Your goal: Retype everything in the listing, leaving each line exactly as it is.

◆ ◆ ◆ ◆

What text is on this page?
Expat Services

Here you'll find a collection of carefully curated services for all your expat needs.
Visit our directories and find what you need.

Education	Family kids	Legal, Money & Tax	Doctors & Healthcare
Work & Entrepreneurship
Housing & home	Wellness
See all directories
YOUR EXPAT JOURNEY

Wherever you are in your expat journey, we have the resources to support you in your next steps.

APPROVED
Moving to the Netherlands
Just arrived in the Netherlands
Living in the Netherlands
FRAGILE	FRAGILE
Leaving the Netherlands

◆ ◆ ◆ ◆

Answer for this exercise:
What text is on this page?
Expat Services

Here you'll find a collection of carefully curated services for all your expat needs.
Visit our directories and find what you need.

Education	Family kids	Legal, Money & Tax	Doctors & Healthcare
Work & Entrepreneurship
Housing & home	Wellness
See all directories
YOUR EXPAT JOURNEY

Wherever you are in your expat journey, we have the resources to support you in your next steps.

APPROVED
Moving to the Netherlands
Just arrived in the Netherlands
Living in the Netherlands
FRAGILE	FRAGILE
Leaving the Netherlands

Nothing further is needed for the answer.